**What you have to do**
Copy out every record below, word for word.
** begin **
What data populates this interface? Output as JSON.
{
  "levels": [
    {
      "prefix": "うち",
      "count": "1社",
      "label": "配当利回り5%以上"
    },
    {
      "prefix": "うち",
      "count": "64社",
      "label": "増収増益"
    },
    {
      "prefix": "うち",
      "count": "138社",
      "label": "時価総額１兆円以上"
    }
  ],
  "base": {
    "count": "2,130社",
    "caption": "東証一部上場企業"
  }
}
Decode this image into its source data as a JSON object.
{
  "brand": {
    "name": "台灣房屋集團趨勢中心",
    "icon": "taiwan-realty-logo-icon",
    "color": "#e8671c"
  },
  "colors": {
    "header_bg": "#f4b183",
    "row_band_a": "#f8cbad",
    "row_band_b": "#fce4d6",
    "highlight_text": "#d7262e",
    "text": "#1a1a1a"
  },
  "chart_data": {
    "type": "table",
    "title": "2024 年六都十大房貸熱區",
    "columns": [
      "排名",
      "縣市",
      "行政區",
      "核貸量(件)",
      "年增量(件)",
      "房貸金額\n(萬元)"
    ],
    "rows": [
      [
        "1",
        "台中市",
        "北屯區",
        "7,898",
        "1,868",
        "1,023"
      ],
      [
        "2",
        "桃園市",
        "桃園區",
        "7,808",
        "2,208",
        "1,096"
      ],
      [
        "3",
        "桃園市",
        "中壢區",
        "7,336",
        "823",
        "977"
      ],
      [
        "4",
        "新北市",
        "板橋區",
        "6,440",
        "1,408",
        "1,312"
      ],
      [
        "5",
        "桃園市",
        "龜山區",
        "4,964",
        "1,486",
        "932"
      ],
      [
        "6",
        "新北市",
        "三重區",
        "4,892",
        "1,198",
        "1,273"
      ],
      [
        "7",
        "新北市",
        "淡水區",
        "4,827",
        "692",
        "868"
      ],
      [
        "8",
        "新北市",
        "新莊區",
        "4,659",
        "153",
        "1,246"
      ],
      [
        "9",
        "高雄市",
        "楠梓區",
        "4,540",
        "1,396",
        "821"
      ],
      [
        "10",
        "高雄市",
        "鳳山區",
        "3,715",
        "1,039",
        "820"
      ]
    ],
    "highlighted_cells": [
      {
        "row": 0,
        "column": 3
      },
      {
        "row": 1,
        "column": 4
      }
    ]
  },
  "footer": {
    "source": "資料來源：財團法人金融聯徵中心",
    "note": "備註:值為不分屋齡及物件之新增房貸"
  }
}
** end **
**Expected answer**
What data populates this interface? Output as JSON.
{
  "levels": [
    {
      "prefix": "うち",
      "count": "1社",
      "label": "配当利回り5%以上"
    },
    {
      "prefix": "うち",
      "count": "64社",
      "label": "増収増益"
    },
    {
      "prefix": "うち",
      "count": "138社",
      "label": "時価総額１兆円以上"
    }
  ],
  "base": {
    "count": "2,130社",
    "caption": "東証一部上場企業"
  }
}
Decode this image into its source data as a JSON object.
{
  "brand": {
    "name": "台灣房屋集團趨勢中心",
    "icon": "taiwan-realty-logo-icon",
    "color": "#e8671c"
  },
  "colors": {
    "header_bg": "#f4b183",
    "row_band_a": "#f8cbad",
    "row_band_b": "#fce4d6",
    "highlight_text": "#d7262e",
    "text": "#1a1a1a"
  },
  "chart_data": {
    "type": "table",
    "title": "2024 年六都十大房貸熱區",
    "columns": [
      "排名",
      "縣市",
      "行政區",
      "核貸量(件)",
      "年增量(件)",
      "房貸金額\n(萬元)"
    ],
    "rows": [
      [
        "1",
        "台中市",
        "北屯區",
        "7,898",
        "1,868",
        "1,023"
      ],
      [
        "2",
        "桃園市",
        "桃園區",
        "7,808",
        "2,208",
        "1,096"
      ],
      [
        "3",
        "桃園市",
        "中壢區",
        "7,336",
        "823",
        "977"
      ],
      [
        "4",
        "新北市",
        "板橋區",
        "6,440",
        "1,408",
        "1,312"
      ],
      [
        "5",
        "桃園市",
        "龜山區",
        "4,964",
        "1,486",
        "932"
      ],
      [
        "6",
        "新北市",
        "三重區",
        "4,892",
        "1,198",
        "1,273"
      ],
      [
        "7",
        "新北市",
        "淡水區",
        "4,827",
        "692",
        "868"
      ],
      [
        "8",
        "新北市",
        "新莊區",
        "4,659",
        "153",
        "1,246"
      ],
      [
        "9",
        "高雄市",
        "楠梓區",
        "4,540",
        "1,396",
        "821"
      ],
      [
        "10",
        "高雄市",
        "鳳山區",
        "3,715",
        "1,039",
        "820"
      ]
    ],
    "highlighted_cells": [
      {
        "row": 0,
        "column": 3
      },
      {
        "row": 1,
        "column": 4
      }
    ]
  },
  "footer": {
    "source": "資料來源：財團法人金融聯徵中心",
    "note": "備註:值為不分屋齡及物件之新增房貸"
  }
}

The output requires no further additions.